**DIRECTIONS FOR THIS TASK**
Check each line of the records for "Privé"; collect those that have it.

begin STORED RECORDS

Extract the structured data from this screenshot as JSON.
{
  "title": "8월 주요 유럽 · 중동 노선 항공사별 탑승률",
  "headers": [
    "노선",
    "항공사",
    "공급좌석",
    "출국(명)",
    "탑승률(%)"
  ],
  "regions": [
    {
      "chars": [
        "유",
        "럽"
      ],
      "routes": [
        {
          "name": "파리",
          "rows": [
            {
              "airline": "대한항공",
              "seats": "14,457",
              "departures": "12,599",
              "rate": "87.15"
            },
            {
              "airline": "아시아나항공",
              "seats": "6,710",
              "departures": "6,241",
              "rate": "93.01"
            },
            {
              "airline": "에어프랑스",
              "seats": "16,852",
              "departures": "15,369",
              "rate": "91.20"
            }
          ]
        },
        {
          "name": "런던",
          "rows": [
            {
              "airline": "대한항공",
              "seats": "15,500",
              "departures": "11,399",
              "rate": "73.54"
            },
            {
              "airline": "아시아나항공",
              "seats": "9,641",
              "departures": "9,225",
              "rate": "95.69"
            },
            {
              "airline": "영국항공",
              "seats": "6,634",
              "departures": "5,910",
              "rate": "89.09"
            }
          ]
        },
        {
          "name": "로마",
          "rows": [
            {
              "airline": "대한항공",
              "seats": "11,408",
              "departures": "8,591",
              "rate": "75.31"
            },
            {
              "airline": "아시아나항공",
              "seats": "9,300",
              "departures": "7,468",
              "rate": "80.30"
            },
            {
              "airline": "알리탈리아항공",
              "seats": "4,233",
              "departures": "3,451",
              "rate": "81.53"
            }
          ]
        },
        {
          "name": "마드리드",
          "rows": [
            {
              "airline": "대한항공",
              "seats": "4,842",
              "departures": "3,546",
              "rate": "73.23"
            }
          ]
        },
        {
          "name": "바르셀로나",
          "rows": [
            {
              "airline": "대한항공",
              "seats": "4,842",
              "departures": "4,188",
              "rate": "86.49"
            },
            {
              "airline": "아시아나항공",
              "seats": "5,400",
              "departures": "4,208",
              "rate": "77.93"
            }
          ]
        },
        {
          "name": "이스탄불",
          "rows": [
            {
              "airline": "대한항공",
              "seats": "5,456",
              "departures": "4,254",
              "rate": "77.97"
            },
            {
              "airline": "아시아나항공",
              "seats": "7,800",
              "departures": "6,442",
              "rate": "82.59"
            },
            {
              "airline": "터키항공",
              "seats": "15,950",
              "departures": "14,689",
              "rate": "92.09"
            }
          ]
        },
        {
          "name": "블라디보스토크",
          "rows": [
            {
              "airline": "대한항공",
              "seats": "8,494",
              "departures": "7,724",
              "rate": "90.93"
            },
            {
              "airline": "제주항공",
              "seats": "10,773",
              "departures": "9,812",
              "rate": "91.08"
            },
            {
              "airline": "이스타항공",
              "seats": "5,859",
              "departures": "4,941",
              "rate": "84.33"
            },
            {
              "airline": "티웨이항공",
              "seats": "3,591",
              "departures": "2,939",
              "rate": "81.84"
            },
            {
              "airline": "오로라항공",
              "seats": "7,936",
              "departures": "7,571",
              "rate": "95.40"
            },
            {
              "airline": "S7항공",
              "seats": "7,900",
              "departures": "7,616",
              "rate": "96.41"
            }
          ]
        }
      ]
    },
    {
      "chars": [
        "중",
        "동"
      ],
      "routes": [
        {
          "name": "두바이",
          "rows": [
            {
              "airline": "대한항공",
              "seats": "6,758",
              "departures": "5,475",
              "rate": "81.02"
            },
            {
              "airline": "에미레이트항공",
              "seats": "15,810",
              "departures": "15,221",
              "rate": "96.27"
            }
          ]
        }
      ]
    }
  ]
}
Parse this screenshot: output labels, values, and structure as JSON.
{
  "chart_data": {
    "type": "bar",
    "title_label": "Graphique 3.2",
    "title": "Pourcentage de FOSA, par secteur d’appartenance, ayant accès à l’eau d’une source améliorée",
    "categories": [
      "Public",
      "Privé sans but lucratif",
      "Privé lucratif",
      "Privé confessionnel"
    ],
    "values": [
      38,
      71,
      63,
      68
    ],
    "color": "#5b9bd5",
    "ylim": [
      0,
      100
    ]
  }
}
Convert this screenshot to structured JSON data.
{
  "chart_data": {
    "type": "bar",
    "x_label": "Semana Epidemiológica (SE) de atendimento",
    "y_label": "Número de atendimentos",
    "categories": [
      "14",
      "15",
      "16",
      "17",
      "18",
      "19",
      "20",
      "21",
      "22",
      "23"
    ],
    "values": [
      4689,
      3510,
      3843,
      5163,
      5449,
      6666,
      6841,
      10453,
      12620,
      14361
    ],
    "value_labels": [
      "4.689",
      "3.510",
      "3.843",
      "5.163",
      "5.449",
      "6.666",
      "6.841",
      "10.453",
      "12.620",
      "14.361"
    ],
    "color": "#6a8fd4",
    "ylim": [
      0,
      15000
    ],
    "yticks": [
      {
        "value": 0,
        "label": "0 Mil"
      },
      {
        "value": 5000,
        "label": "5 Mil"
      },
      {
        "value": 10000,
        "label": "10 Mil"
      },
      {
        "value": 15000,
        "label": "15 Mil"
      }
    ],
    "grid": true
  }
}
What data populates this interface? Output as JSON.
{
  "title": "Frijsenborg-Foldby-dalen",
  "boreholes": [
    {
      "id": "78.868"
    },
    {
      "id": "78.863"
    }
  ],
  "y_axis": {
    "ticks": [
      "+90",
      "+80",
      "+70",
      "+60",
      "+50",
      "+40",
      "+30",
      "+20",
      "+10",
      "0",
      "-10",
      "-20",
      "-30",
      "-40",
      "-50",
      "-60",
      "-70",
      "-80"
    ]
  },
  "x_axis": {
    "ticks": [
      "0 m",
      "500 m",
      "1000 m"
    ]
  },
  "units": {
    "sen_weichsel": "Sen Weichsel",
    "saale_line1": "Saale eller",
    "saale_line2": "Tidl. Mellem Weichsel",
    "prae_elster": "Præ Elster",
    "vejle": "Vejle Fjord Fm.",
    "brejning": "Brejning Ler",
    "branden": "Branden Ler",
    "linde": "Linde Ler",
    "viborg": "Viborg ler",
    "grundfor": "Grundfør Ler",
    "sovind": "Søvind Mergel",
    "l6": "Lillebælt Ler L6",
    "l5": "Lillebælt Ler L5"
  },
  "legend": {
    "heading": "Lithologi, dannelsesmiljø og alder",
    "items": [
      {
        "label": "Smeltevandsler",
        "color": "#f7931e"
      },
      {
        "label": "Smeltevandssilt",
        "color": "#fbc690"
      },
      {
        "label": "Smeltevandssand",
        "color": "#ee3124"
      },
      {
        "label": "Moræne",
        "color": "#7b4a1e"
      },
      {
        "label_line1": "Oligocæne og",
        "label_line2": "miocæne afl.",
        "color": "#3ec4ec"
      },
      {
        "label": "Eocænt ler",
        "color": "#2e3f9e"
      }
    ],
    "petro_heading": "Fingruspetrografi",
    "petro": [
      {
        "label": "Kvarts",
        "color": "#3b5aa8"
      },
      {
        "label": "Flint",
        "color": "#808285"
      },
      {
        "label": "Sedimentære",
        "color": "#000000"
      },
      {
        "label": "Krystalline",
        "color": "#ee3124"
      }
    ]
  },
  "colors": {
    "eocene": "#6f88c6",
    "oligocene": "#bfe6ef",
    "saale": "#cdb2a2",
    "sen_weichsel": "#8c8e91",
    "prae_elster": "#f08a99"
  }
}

end STORED RECORDS

**TASK RESPONSE**
      "Privé sans but lucratif",
      "Privé lucratif",
      "Privé confessionnel"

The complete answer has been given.